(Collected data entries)
* begin *

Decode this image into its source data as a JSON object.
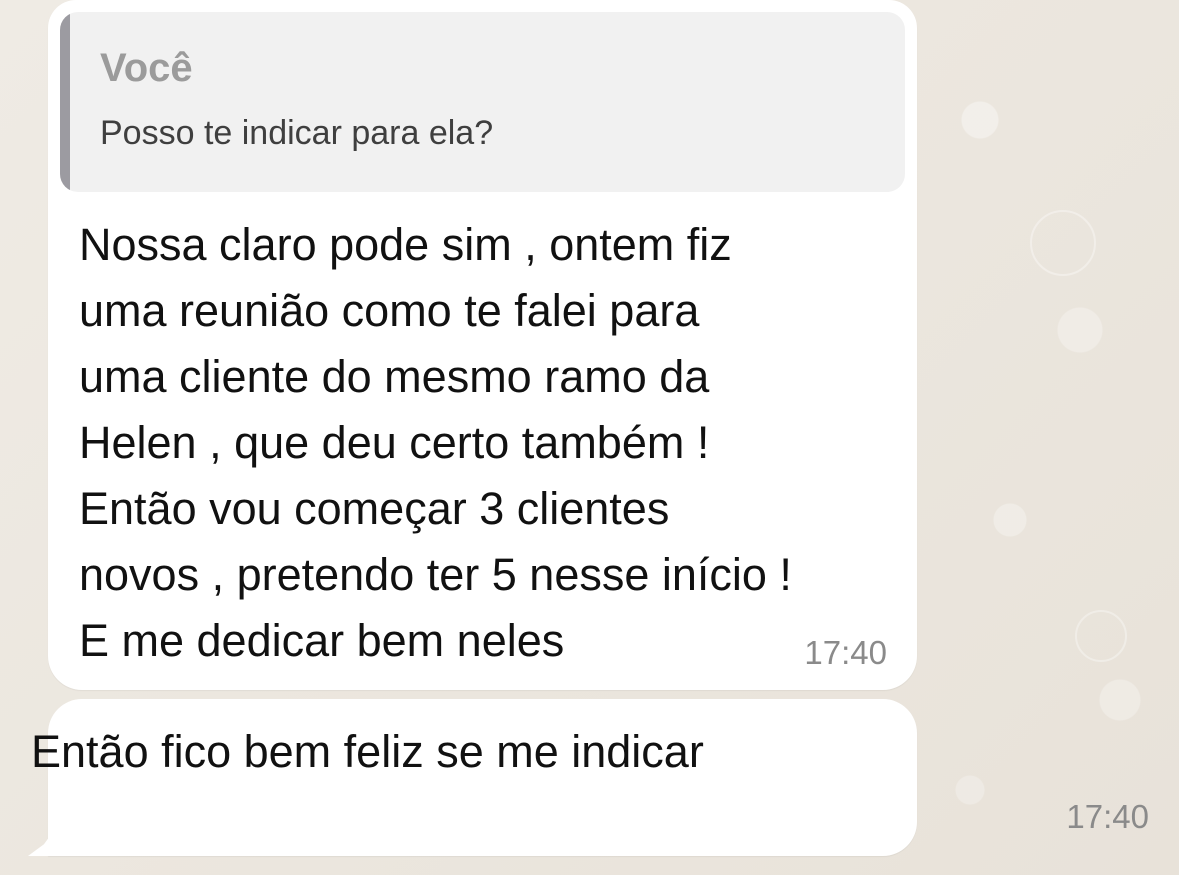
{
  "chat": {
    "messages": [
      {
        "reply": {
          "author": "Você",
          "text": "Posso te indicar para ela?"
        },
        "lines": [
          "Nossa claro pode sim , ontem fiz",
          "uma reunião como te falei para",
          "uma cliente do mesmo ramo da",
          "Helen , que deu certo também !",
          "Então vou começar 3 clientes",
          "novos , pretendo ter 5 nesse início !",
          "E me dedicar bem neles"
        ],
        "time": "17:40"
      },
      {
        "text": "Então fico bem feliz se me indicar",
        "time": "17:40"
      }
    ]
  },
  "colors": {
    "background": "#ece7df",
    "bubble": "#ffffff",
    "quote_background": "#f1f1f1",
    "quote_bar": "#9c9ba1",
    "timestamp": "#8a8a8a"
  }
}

* end *
* begin *

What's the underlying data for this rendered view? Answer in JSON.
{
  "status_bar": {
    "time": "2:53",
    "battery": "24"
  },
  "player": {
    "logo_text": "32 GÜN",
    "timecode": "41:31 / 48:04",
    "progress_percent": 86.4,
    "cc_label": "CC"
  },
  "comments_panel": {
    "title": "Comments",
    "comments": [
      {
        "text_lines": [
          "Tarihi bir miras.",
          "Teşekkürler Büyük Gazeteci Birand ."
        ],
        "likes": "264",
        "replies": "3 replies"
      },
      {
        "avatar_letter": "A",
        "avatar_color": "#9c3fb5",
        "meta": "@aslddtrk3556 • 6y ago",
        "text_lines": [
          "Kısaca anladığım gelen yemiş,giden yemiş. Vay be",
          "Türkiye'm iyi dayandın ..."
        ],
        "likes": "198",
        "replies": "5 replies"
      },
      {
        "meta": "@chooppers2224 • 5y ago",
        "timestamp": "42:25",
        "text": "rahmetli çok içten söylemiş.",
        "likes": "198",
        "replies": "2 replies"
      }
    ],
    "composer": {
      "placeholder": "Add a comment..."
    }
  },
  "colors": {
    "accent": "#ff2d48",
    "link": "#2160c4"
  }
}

* end *

● **Exercise directions**:
Check each line of the listing above for the string "replies", then report only how many lines have it.

● **Full output**:
3